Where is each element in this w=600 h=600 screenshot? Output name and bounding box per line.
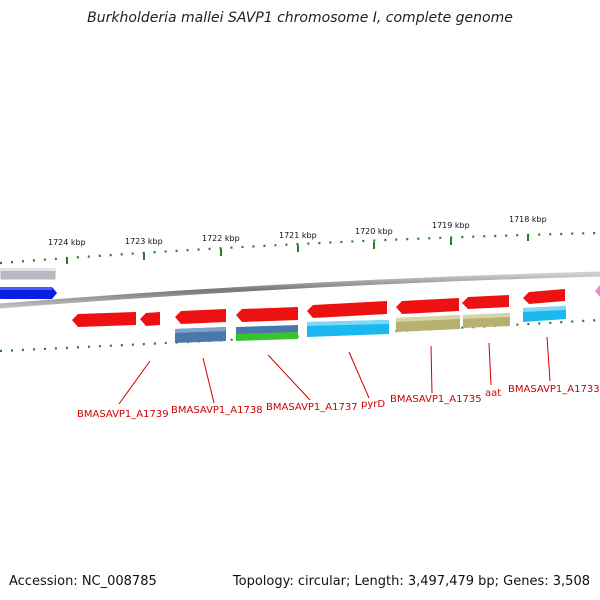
- gene-arrow: [307, 301, 387, 318]
- tick-label: 1722 kbp: [202, 234, 240, 243]
- gene-label: pyrD: [361, 399, 385, 410]
- gene-labels: BMASAVP1_A1739 BMASAVP1_A1738 BMASAVP1_A…: [77, 384, 600, 420]
- green-block: [236, 332, 298, 341]
- gene-arrow: [462, 295, 509, 309]
- gene-label: BMASAVP1_A1739: [77, 409, 169, 420]
- gene-label: BMASAVP1_A1735: [390, 394, 482, 405]
- gene-label: BMASAVP1_A1737: [266, 402, 358, 413]
- label-leaders: [118, 336, 551, 405]
- gene-arrow: [140, 312, 160, 326]
- left-feature-group: [0, 267, 57, 299]
- feature-blocks: [175, 306, 566, 343]
- gene-arrows: [72, 289, 565, 327]
- chromosome-backbone: [0, 271, 600, 309]
- tick-label: 1719 kbp: [432, 221, 470, 230]
- gene-label: BMASAVP1_A1733: [508, 384, 600, 395]
- tick-label: 1718 kbp: [509, 215, 547, 224]
- tick-label: 1721 kbp: [279, 231, 317, 240]
- gene-label: aat: [485, 388, 501, 399]
- gene-arrow: [523, 289, 565, 304]
- gene-arrow: [396, 298, 459, 314]
- accession-text: Accession: NC_008785: [9, 574, 157, 589]
- gene-arrow: [175, 309, 226, 324]
- gene-arrow: [236, 307, 298, 322]
- genome-stats-text: Topology: circular; Length: 3,497,479 bp…: [232, 574, 590, 589]
- map-title: Burkholderia mallei SAVP1 chromosome I, …: [87, 10, 513, 26]
- tick-label: 1720 kbp: [355, 227, 393, 236]
- pink-feature: [595, 285, 600, 297]
- gene-label: BMASAVP1_A1738: [171, 405, 263, 416]
- tick-label: 1723 kbp: [125, 237, 163, 246]
- scale-ticks: 1724 kbp 1723 kbp 1722 kbp 1721 kbp 1720…: [48, 215, 547, 264]
- gene-arrow: [72, 312, 136, 327]
- tick-label: 1724 kbp: [48, 238, 86, 247]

++++++

Exercise aim: Write the number of lines in the data above that contain "feature", adding no other words.

Result of the task: 3